* Requirement 1: Copy the passage about Bekmambetov word for word, from "In December 2022, Bekmambetov" to "Dark Web, appeared.".
* Requirement 2: Using the passage about Bekmambetov, answer yes or no to each statement and quote the words that settle it: (a) Bekmambetov sold the Bazelevs studio to a single buyer. (b) Unfriended was made on a budget of $1 million. (c) The studio will stop working with Bekmambetov altogether.

* Selected text:
In December 2022, Bekmambetov sold the Bazelevs film studio in Russia to its general producer, Lala Rustamova, and commercial director, Timur Asadov. Bekmambetov has completely retired from the Russian business, but the studio will continue to cooperate with him as a filmmaker and screenwriter.

In 2024, he signed to Artist International Group.

===Screenlife filmmaking===
Bekmambetov is the pioneer of the screenlife filmmaking movement, thus responding to people's life migrating to the digital world of mobile gadgets. In a screenlife film, viewers see the action play out from the POV of the computers, tablets or smartphones used by the characters.

In 2015, Bekmambetov's debut screenlife production, the teen horror Unfriended, was picked up by Universal, grossing $65 million worldwide with a budget of $1 million; three years later, a sequel, Unfriended: Dark Web, appeared.

* Entries supplied:
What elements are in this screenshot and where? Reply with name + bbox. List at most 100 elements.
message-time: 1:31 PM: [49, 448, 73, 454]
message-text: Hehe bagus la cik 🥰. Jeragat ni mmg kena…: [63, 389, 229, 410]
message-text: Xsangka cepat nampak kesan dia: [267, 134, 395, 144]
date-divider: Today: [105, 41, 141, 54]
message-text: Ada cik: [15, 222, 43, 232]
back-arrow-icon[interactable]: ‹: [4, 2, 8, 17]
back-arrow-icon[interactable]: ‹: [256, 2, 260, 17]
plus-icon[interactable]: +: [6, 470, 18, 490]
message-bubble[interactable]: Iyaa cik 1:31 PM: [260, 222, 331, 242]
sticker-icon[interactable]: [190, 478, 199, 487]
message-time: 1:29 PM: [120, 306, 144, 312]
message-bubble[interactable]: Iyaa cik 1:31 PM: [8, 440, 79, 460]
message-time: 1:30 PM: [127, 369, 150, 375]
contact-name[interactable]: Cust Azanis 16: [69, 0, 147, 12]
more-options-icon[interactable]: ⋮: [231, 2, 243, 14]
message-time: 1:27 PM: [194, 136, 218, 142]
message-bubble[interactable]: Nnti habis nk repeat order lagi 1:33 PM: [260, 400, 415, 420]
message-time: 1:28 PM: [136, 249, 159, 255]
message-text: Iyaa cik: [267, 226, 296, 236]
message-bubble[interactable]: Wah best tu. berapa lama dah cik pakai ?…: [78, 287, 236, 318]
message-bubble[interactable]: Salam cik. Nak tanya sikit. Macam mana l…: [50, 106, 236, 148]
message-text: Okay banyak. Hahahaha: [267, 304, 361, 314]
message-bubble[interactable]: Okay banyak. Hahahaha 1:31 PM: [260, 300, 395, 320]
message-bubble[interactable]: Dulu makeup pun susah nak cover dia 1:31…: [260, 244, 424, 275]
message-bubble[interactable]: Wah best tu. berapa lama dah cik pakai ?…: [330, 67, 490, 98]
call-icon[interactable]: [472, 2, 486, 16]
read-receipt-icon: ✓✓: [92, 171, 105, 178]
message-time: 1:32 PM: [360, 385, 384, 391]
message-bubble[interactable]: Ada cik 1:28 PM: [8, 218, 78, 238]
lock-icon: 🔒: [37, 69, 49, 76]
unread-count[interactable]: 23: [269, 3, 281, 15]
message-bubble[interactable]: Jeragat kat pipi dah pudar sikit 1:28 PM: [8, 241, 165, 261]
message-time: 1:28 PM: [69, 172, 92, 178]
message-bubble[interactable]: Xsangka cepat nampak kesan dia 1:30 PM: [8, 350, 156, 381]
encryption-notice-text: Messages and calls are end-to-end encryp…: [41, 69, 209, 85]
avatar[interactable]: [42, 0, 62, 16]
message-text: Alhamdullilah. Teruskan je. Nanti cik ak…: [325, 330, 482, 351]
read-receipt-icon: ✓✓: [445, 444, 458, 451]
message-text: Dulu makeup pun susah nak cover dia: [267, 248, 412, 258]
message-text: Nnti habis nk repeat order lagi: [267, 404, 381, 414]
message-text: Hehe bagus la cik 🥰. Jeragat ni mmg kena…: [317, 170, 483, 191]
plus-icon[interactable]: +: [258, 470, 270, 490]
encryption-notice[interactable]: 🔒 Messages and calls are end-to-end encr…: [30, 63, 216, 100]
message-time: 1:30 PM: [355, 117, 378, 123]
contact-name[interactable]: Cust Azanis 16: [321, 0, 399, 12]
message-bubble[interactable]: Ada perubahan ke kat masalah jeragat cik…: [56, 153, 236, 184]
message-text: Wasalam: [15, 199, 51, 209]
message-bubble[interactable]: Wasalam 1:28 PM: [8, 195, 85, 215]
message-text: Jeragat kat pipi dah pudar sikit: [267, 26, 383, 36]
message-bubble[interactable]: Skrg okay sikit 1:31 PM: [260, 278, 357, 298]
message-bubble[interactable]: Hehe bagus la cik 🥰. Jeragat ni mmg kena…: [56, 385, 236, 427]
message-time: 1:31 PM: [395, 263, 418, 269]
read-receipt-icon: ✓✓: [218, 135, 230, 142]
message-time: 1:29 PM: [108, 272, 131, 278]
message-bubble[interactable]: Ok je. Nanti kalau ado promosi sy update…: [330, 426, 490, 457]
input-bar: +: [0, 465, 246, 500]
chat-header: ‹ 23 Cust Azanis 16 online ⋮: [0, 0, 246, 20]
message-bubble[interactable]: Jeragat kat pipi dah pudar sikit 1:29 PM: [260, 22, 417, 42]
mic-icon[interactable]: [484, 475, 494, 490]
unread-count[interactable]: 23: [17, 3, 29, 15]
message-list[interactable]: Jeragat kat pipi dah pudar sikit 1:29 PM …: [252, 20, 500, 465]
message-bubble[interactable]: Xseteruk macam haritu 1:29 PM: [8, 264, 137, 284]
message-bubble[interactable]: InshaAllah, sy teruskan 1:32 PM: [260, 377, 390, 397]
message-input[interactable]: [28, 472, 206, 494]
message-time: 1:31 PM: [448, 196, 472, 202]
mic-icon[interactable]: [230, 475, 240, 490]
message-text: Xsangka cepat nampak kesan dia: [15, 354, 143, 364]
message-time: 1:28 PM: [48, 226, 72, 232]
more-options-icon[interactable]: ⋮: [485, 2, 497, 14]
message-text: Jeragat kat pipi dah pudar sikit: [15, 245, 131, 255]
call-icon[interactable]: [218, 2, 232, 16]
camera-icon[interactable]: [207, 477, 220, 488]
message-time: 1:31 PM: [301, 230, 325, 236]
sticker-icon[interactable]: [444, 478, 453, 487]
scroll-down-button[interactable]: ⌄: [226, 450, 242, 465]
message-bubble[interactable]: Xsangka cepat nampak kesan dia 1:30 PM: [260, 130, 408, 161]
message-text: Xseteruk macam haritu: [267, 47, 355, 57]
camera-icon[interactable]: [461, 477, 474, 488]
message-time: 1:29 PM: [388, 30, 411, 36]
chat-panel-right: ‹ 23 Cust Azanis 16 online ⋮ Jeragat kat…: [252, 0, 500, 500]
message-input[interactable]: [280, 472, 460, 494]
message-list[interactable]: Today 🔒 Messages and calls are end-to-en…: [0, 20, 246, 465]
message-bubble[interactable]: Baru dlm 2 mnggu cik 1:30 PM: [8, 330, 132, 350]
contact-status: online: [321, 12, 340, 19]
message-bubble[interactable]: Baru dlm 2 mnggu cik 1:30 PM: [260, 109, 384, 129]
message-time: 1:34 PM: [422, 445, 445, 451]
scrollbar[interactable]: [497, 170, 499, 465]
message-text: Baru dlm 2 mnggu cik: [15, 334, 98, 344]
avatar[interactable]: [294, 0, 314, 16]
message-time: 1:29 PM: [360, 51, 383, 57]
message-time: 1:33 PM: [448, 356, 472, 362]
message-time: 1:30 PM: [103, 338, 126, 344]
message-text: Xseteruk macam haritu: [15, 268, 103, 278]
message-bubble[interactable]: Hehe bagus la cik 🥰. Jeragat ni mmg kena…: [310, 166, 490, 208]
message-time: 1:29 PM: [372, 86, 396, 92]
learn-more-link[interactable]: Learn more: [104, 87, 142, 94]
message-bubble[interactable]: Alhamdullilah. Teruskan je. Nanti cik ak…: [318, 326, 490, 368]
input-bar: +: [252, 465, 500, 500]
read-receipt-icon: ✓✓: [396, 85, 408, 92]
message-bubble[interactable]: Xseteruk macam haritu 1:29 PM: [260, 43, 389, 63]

* Response box 1:
In December 2022, Bekmambetov sold the Bazelevs film studio in Russia to its general producer, Lala Rustamova, and commercial director, Timur Asadov. Bekmambetov has completely retired from the Russian business, but the studio will continue to cooperate with him as a filmmaker and screenwriter.

In 2024, he signed to Artist International Group.

===Screenlife filmmaking===
Bekmambetov is the pioneer of the screenlife filmmaking movement, thus responding to people's life migrating to the digital world of mobile gadgets. In a screenlife film, viewers see the action play out from the POV of the computers, tablets or smartphones used by the characters.

In 2015, Bekmambetov's debut screenlife production, the teen horror Unfriended, was picked up by Universal, grossing $65 million worldwide with a budget of $1 million; three years later, a sequel, Unfriended: Dark Web, appeared.

* Response box 2:
(a) No: "to its general producer, Lala Rustamova, and commercial director, Timur Asadov"
(b) Yes: "grossing $65 million worldwide with a budget of $1 million"
(c) No: "the studio will continue to cooperate with him as a filmmaker and screenwriter"